[Extracted data entries]
━━━
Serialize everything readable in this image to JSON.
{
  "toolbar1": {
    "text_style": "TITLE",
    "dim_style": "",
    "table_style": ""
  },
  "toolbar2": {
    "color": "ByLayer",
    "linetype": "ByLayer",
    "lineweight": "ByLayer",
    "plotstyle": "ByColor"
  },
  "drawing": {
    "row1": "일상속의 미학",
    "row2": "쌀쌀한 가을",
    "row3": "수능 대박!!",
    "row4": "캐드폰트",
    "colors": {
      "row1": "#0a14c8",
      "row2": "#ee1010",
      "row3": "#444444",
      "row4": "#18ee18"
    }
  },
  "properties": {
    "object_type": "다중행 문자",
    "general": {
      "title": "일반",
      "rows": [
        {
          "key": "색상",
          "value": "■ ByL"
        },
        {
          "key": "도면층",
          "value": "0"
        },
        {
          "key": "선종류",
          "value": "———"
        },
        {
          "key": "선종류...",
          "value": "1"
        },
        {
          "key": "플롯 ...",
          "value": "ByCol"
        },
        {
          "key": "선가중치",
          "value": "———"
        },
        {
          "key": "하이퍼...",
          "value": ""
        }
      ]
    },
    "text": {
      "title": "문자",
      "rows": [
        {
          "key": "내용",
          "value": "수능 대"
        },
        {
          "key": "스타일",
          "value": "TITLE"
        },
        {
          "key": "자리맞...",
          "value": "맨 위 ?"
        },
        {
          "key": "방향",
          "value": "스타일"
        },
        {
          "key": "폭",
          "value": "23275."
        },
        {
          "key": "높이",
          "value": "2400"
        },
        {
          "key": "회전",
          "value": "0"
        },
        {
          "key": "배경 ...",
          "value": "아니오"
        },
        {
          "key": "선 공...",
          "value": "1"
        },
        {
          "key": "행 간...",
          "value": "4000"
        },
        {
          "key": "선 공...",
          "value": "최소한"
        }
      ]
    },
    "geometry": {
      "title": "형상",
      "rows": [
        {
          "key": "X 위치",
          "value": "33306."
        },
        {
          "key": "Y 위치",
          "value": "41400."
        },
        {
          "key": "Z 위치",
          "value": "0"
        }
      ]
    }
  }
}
━━━
■ GOAL
Copy every record exactly, with nothing added or dropped.

■ TASK RESPONSE
Serialize everything readable in this image to JSON.
{
  "toolbar1": {
    "text_style": "TITLE",
    "dim_style": "",
    "table_style": ""
  },
  "toolbar2": {
    "color": "ByLayer",
    "linetype": "ByLayer",
    "lineweight": "ByLayer",
    "plotstyle": "ByColor"
  },
  "drawing": {
    "row1": "일상속의 미학",
    "row2": "쌀쌀한 가을",
    "row3": "수능 대박!!",
    "row4": "캐드폰트",
    "colors": {
      "row1": "#0a14c8",
      "row2": "#ee1010",
      "row3": "#444444",
      "row4": "#18ee18"
    }
  },
  "properties": {
    "object_type": "다중행 문자",
    "general": {
      "title": "일반",
      "rows": [
        {
          "key": "색상",
          "value": "■ ByL"
        },
        {
          "key": "도면층",
          "value": "0"
        },
        {
          "key": "선종류",
          "value": "———"
        },
        {
          "key": "선종류...",
          "value": "1"
        },
        {
          "key": "플롯 ...",
          "value": "ByCol"
        },
        {
          "key": "선가중치",
          "value": "———"
        },
        {
          "key": "하이퍼...",
          "value": ""
        }
      ]
    },
    "text": {
      "title": "문자",
      "rows": [
        {
          "key": "내용",
          "value": "수능 대"
        },
        {
          "key": "스타일",
          "value": "TITLE"
        },
        {
          "key": "자리맞...",
          "value": "맨 위 ?"
        },
        {
          "key": "방향",
          "value": "스타일"
        },
        {
          "key": "폭",
          "value": "23275."
        },
        {
          "key": "높이",
          "value": "2400"
        },
        {
          "key": "회전",
          "value": "0"
        },
        {
          "key": "배경 ...",
          "value": "아니오"
        },
        {
          "key": "선 공...",
          "value": "1"
        },
        {
          "key": "행 간...",
          "value": "4000"
        },
        {
          "key": "선 공...",
          "value": "최소한"
        }
      ]
    },
    "geometry": {
      "title": "형상",
      "rows": [
        {
          "key": "X 위치",
          "value": "33306."
        },
        {
          "key": "Y 위치",
          "value": "41400."
        },
        {
          "key": "Z 위치",
          "value": "0"
        }
      ]
    }
  }
}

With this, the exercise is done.